Given exercise
Copy out lines with the word "JSON" from the material that follows.

Saved entries:
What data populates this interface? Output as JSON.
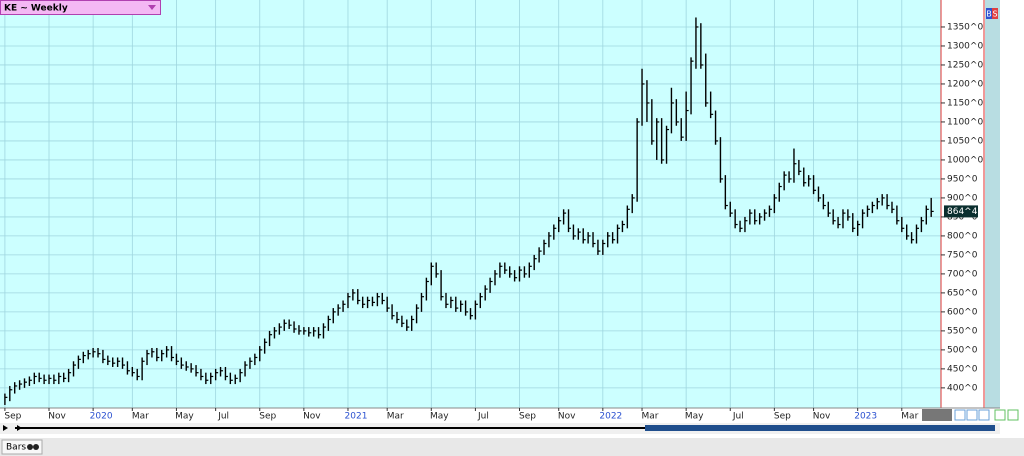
{
  "chart_data": {
    "type": "ohlc",
    "title": "KE ~ Weekly",
    "xlim": [
      -1,
      191
    ],
    "xticks": [
      {
        "value": 0,
        "label": "Sep"
      },
      {
        "value": 9,
        "label": "Nov"
      },
      {
        "value": 18,
        "label": "2020"
      },
      {
        "value": 26,
        "label": "Mar"
      },
      {
        "value": 35,
        "label": "May"
      },
      {
        "value": 43,
        "label": "Jul"
      },
      {
        "value": 52,
        "label": "Sep"
      },
      {
        "value": 61,
        "label": "Nov"
      },
      {
        "value": 70,
        "label": "2021"
      },
      {
        "value": 78,
        "label": "Mar"
      },
      {
        "value": 87,
        "label": "May"
      },
      {
        "value": 96,
        "label": "Jul"
      },
      {
        "value": 105,
        "label": "Sep"
      },
      {
        "value": 113,
        "label": "Nov"
      },
      {
        "value": 122,
        "label": "2022"
      },
      {
        "value": 130,
        "label": "Mar"
      },
      {
        "value": 139,
        "label": "May"
      },
      {
        "value": 148,
        "label": "Jul"
      },
      {
        "value": 157,
        "label": "Sep"
      },
      {
        "value": 165,
        "label": "Nov"
      },
      {
        "value": 174,
        "label": "2023"
      },
      {
        "value": 183,
        "label": "Mar"
      }
    ],
    "ylim": [
      347,
      1421
    ],
    "yticks": [
      {
        "value": 400,
        "label": "400^0"
      },
      {
        "value": 450,
        "label": "450^0"
      },
      {
        "value": 500,
        "label": "500^0"
      },
      {
        "value": 550,
        "label": "550^0"
      },
      {
        "value": 600,
        "label": "600^0"
      },
      {
        "value": 650,
        "label": "650^0"
      },
      {
        "value": 700,
        "label": "700^0"
      },
      {
        "value": 750,
        "label": "750^0"
      },
      {
        "value": 800,
        "label": "800^0"
      },
      {
        "value": 850,
        "label": "850^0"
      },
      {
        "value": 900,
        "label": "900^0"
      },
      {
        "value": 950,
        "label": "950^0"
      },
      {
        "value": 1000,
        "label": "1000^0"
      },
      {
        "value": 1050,
        "label": "1050^0"
      },
      {
        "value": 1100,
        "label": "1100^0"
      },
      {
        "value": 1150,
        "label": "1150^0"
      },
      {
        "value": 1200,
        "label": "1200^0"
      },
      {
        "value": 1250,
        "label": "1250^0"
      },
      {
        "value": 1300,
        "label": "1300^0"
      },
      {
        "value": 1350,
        "label": "1350^0"
      }
    ],
    "grid": true,
    "color": "#000000",
    "high": [
      385,
      405,
      415,
      420,
      425,
      430,
      440,
      440,
      435,
      435,
      435,
      440,
      440,
      450,
      470,
      485,
      495,
      500,
      505,
      505,
      500,
      485,
      480,
      480,
      480,
      470,
      455,
      450,
      480,
      500,
      505,
      505,
      500,
      510,
      510,
      490,
      480,
      470,
      465,
      460,
      450,
      440,
      440,
      450,
      455,
      455,
      440,
      435,
      450,
      470,
      480,
      490,
      510,
      530,
      550,
      560,
      570,
      580,
      580,
      575,
      565,
      560,
      560,
      560,
      560,
      570,
      590,
      610,
      620,
      630,
      650,
      660,
      660,
      640,
      640,
      640,
      650,
      650,
      640,
      620,
      600,
      590,
      580,
      590,
      620,
      650,
      690,
      730,
      730,
      710,
      650,
      640,
      640,
      630,
      630,
      610,
      630,
      650,
      670,
      690,
      710,
      730,
      730,
      720,
      710,
      720,
      720,
      730,
      750,
      770,
      790,
      810,
      830,
      850,
      870,
      870,
      830,
      820,
      820,
      810,
      810,
      790,
      790,
      810,
      810,
      830,
      840,
      880,
      910,
      1110,
      1240,
      1210,
      1160,
      1110,
      1110,
      1090,
      1190,
      1160,
      1110,
      1180,
      1270,
      1375,
      1360,
      1280,
      1180,
      1130,
      1060,
      960,
      890,
      870,
      840,
      850,
      870,
      870,
      860,
      870,
      880,
      910,
      940,
      970,
      970,
      1030,
      1000,
      980,
      960,
      960,
      930,
      910,
      890,
      870,
      850,
      870,
      870,
      860,
      840,
      870,
      880,
      890,
      900,
      910,
      910,
      890,
      880,
      850,
      830,
      810,
      830,
      850,
      880,
      900
    ],
    "low": [
      355,
      365,
      385,
      395,
      400,
      405,
      410,
      415,
      410,
      410,
      410,
      410,
      415,
      415,
      430,
      450,
      465,
      475,
      480,
      480,
      465,
      460,
      455,
      455,
      450,
      435,
      430,
      420,
      420,
      460,
      480,
      470,
      470,
      480,
      470,
      460,
      450,
      445,
      440,
      430,
      420,
      410,
      410,
      420,
      430,
      420,
      410,
      410,
      415,
      430,
      450,
      460,
      470,
      490,
      510,
      530,
      540,
      550,
      555,
      545,
      540,
      540,
      535,
      535,
      530,
      530,
      550,
      570,
      590,
      600,
      610,
      630,
      620,
      610,
      610,
      615,
      615,
      620,
      600,
      580,
      570,
      560,
      550,
      550,
      570,
      600,
      630,
      670,
      690,
      630,
      610,
      610,
      600,
      600,
      590,
      580,
      580,
      610,
      630,
      650,
      670,
      690,
      700,
      690,
      680,
      680,
      690,
      690,
      710,
      730,
      750,
      770,
      790,
      810,
      830,
      810,
      790,
      790,
      780,
      780,
      770,
      750,
      750,
      770,
      780,
      780,
      810,
      820,
      860,
      890,
      1090,
      1100,
      1040,
      1000,
      990,
      990,
      1070,
      1090,
      1050,
      1050,
      1120,
      1240,
      1240,
      1140,
      1110,
      1040,
      940,
      870,
      850,
      820,
      810,
      810,
      830,
      830,
      830,
      840,
      850,
      860,
      890,
      920,
      940,
      940,
      960,
      930,
      930,
      910,
      890,
      870,
      850,
      830,
      820,
      820,
      840,
      810,
      800,
      820,
      850,
      860,
      870,
      880,
      870,
      860,
      830,
      810,
      790,
      780,
      780,
      810,
      830,
      850
    ],
    "close": [
      375,
      395,
      405,
      410,
      415,
      420,
      430,
      425,
      420,
      425,
      420,
      430,
      425,
      440,
      460,
      475,
      485,
      490,
      495,
      490,
      475,
      470,
      465,
      470,
      460,
      445,
      440,
      430,
      470,
      490,
      495,
      480,
      490,
      500,
      480,
      470,
      460,
      455,
      450,
      440,
      430,
      420,
      430,
      440,
      445,
      430,
      420,
      425,
      440,
      460,
      470,
      480,
      500,
      520,
      540,
      550,
      560,
      570,
      565,
      555,
      550,
      550,
      545,
      550,
      540,
      560,
      580,
      600,
      610,
      620,
      640,
      650,
      630,
      620,
      630,
      625,
      640,
      630,
      610,
      590,
      580,
      570,
      560,
      580,
      610,
      640,
      680,
      720,
      700,
      640,
      620,
      630,
      610,
      620,
      600,
      590,
      620,
      640,
      660,
      680,
      700,
      720,
      710,
      700,
      690,
      710,
      700,
      720,
      740,
      760,
      780,
      800,
      820,
      840,
      860,
      820,
      800,
      810,
      790,
      800,
      780,
      760,
      780,
      800,
      790,
      820,
      830,
      870,
      900,
      1100,
      1200,
      1150,
      1050,
      1100,
      1000,
      1080,
      1150,
      1100,
      1060,
      1130,
      1260,
      1350,
      1250,
      1150,
      1120,
      1050,
      950,
      880,
      860,
      830,
      820,
      840,
      860,
      840,
      850,
      860,
      870,
      900,
      930,
      960,
      950,
      990,
      970,
      940,
      950,
      920,
      900,
      880,
      860,
      840,
      830,
      860,
      850,
      820,
      830,
      860,
      870,
      880,
      890,
      900,
      880,
      870,
      840,
      820,
      800,
      790,
      820,
      840,
      870,
      864.5
    ],
    "last_price_label": "864^4"
  },
  "toolbar": {
    "mode": "Bars",
    "buttons": [
      "B",
      "S"
    ]
  }
}
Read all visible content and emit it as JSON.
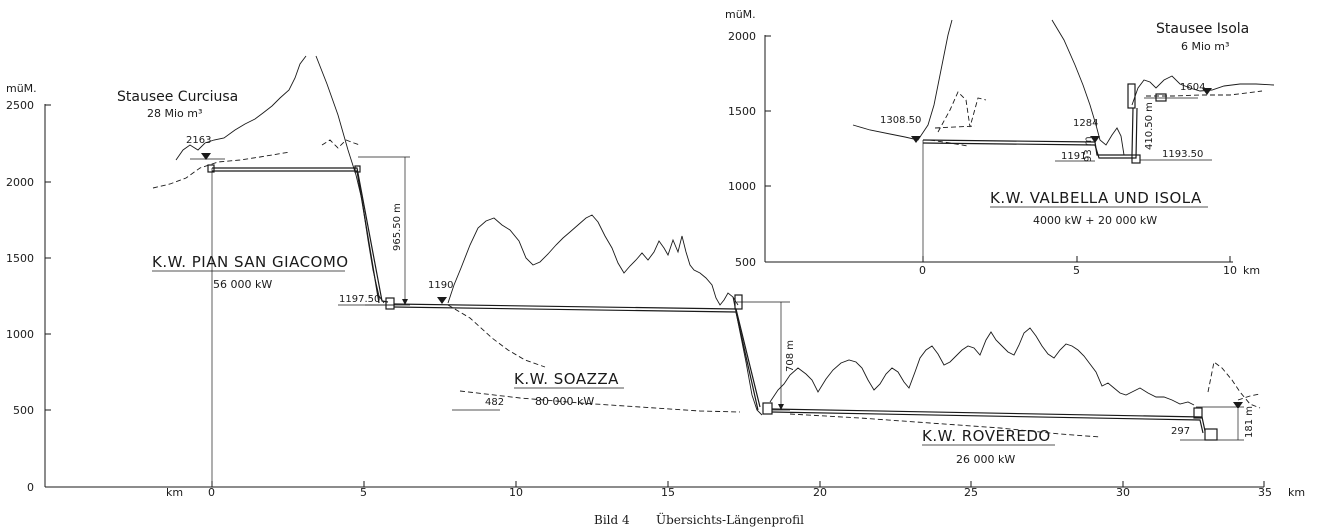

Answer in full
What data populates this interface? Output as JSON.
Read all visible content and emit it as JSON.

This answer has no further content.